TO BE DONE: Below are the records; pull every line that includes "this".

(Figure record listings)
=====

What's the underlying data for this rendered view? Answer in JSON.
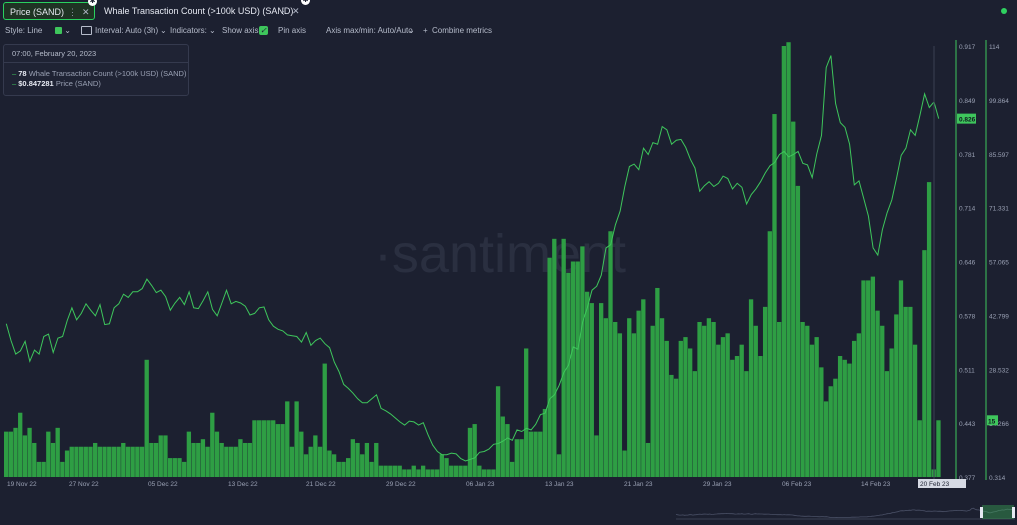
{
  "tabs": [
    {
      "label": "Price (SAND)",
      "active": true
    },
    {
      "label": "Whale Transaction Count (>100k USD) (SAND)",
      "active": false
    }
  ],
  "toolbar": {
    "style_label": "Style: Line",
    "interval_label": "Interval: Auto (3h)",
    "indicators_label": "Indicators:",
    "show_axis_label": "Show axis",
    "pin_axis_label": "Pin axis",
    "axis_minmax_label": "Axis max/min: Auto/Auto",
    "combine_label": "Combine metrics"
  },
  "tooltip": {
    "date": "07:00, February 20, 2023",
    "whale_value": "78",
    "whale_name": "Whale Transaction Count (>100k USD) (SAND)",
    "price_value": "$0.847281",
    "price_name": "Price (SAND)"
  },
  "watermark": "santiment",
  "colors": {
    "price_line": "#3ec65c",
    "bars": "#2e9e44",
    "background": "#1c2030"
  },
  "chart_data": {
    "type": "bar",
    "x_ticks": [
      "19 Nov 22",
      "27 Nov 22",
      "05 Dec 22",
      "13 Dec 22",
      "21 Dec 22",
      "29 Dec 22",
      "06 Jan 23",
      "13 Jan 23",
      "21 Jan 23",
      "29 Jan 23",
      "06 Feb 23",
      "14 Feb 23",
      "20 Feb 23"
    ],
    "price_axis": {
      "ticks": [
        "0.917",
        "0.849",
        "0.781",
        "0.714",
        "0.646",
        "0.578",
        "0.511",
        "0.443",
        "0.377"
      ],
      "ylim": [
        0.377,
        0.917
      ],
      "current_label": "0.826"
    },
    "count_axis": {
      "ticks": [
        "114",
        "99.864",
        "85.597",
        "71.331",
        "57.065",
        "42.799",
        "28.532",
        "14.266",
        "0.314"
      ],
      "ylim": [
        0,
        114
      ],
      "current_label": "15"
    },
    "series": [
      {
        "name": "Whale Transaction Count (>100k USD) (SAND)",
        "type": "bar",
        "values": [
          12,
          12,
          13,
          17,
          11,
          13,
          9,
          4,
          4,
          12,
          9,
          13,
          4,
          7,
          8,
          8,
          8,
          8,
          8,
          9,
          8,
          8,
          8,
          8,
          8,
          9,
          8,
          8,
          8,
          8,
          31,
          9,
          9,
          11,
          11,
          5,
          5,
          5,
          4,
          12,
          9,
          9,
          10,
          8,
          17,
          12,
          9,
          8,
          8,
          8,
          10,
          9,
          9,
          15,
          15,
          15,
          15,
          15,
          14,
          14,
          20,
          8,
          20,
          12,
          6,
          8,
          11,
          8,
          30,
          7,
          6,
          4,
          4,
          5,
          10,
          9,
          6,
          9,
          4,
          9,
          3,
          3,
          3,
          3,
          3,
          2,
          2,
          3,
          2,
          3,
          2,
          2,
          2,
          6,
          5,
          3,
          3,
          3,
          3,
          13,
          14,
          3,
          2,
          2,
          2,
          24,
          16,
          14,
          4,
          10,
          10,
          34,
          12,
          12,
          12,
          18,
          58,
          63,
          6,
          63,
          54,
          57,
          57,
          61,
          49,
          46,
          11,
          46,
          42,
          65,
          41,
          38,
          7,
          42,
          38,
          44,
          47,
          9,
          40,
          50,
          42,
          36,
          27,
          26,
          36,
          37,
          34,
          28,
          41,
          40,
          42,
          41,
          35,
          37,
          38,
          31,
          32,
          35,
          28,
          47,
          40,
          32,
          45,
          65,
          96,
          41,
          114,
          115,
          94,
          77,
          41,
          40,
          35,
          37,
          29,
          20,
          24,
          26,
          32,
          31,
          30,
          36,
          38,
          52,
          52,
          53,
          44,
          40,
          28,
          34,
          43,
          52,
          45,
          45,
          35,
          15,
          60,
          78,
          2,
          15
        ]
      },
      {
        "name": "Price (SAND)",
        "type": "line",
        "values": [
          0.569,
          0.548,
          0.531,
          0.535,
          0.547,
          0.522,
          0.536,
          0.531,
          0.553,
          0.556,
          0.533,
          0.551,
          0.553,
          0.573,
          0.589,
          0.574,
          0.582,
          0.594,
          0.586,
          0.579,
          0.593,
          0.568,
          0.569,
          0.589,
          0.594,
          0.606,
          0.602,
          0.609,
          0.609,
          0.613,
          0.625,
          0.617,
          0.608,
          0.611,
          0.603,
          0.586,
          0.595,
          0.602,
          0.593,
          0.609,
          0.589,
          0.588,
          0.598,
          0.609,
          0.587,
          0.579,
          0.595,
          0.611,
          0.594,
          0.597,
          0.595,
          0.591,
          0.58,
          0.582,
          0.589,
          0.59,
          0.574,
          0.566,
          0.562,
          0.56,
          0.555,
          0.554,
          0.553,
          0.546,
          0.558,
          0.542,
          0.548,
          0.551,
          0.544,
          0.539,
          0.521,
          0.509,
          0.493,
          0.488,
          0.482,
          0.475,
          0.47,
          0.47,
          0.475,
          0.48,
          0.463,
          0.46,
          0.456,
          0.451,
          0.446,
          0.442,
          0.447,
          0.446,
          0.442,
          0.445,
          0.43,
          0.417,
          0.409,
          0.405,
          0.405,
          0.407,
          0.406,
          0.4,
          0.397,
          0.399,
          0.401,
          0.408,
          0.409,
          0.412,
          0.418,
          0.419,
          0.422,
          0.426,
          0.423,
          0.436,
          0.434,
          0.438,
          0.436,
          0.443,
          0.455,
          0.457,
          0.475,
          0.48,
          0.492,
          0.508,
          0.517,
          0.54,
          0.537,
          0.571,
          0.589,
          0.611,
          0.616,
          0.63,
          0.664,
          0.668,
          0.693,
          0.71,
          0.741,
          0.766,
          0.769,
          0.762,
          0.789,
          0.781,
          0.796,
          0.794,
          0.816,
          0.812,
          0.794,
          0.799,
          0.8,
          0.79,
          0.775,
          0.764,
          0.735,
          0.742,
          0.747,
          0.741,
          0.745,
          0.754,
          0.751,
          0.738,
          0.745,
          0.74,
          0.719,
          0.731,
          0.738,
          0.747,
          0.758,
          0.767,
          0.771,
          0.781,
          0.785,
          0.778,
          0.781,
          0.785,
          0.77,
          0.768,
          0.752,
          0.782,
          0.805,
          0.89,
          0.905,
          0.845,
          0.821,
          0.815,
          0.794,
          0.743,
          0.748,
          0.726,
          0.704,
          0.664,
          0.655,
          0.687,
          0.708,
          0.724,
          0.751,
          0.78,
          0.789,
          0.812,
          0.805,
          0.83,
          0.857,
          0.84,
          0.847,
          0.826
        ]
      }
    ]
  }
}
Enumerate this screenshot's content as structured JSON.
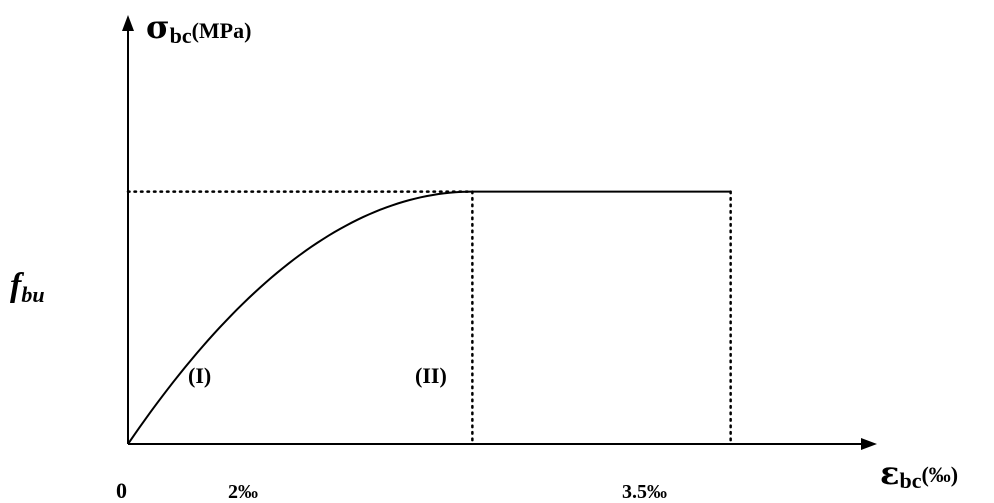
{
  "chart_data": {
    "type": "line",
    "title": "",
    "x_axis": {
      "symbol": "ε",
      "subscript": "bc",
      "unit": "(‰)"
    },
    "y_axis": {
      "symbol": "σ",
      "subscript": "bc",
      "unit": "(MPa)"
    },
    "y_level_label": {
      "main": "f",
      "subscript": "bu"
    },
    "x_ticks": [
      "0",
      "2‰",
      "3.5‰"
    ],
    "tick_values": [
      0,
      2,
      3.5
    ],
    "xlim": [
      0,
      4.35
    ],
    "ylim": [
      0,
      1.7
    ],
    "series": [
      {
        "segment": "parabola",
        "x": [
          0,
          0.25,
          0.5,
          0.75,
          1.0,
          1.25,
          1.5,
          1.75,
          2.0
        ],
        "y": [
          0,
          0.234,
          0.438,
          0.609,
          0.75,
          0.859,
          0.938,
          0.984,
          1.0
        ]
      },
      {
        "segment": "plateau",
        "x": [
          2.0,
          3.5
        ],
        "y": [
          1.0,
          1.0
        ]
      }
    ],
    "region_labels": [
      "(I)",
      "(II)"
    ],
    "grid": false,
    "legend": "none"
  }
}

=====

SOLUTION TO THE EXERCISE:
What's the underlying data for this rendered view? Answer in JSON.
Enumerate this screenshot's content as structured JSON.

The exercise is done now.